■ Jobs:
[1] In the passage on Jefferson County's bankruptcy, how much debt did the county fail to refinance before filing?
[2] Write the next part of the transcript about Jefferson County's bankruptcy, starting after its final sentence.

---------- Excerpted passage

Barnett Wright, senior reporter who covers Jefferson County for The Birmingham News.
As Mississippi and Alabama hold their Republican primaries, we go to Jefferson County, Alabama, where the financial situation is so grim that it cannot hire enough staff to run today’s election. Critics say Jefferson County, home to Birmingham, represents some of the worst consequences of the pro-corporate agenda backed by leading Republican candidates. Late last year, it filed the largest municipal bankruptcy in U.S. history after failing to refinance nearly $4 billion in debt. Jefferson County was deep in the red after reaching a complicated scheme with Wall Street investors to finance the cost of rebuilding a broken sewer system. The county reached an agreement with the Wall Street giant JPMorgan to refinance through interest rate swaps, but later sued the firm after its debt ballooned on what was initially a $250 million project. Earlier this month, a bankruptcy judge ruled Jefferson County’s bankruptcy filing can proceed, rejecting the pleas of creditors including JPMorgan Chase Bank and Bank of America. For more, we’re joined from Birmingham by Barnett Wright, a senior reporter who covers Jefferson County for The Birmingham News. [includes rush transcript]
This is a rush transcript. Copy may not be in its final form.
AMY GOODMAN: We go now to Birmingham. The Republican primary heads to the South today with votes in Alabama and Mississippi. We’re turning to a county in Alabama where the financial situation has grown so grim they can’t even hire enough staff to run today’s primary.

--------------------
---------- Supplied data

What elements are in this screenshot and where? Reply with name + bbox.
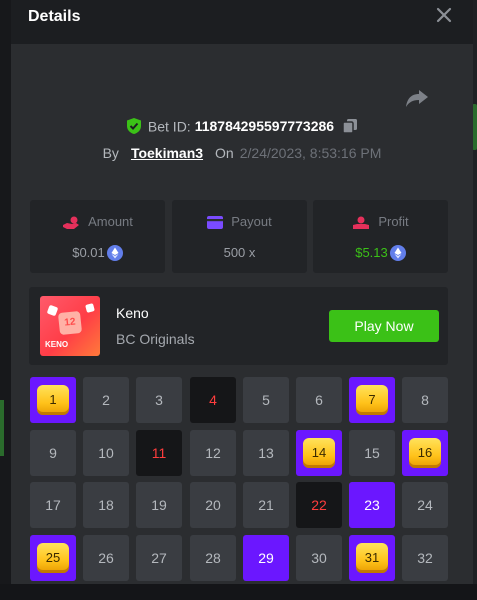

--------------------

■ Written responses:
[1] Nearly $4 billion.

[2]
Critics say Jefferson County, home to Birmingham, Alabama’s largest city, represents some of the worst consequences of the pro-corporate agenda backed by leading Republican candidates. Late last year, it filed the biggest municipal bankruptcy in U.S. history after failing to refinance nearly $4 billion in debt. Jefferson County was deep in the red after reaching a complicated scheme with Wall Street investors to finance the cost of rebuilding a broken sewer system. The county reached an agreement with the Wall Street giant JPMorgan to refinance through interest rate swaps, but later sued the firm after its debt ballooned on what was initially a $250 million project. Earlier this month, a bankruptcy judge ruled Jefferson County’s bankruptcy filing can proceed, rejecting the pleas of creditors, including JPMorgan Chase Bank, Bank of America.
For more, we’re going to Birmingham to Barnett Wright, who is a senior reporter who covers Jefferson County for The Birmingham News.
First, tell us what’s happening today on primary day. Who is running this election, with the county in bankruptcy?
BARNETT WRIGHT: Well, first of all, good morning and thanks for having me.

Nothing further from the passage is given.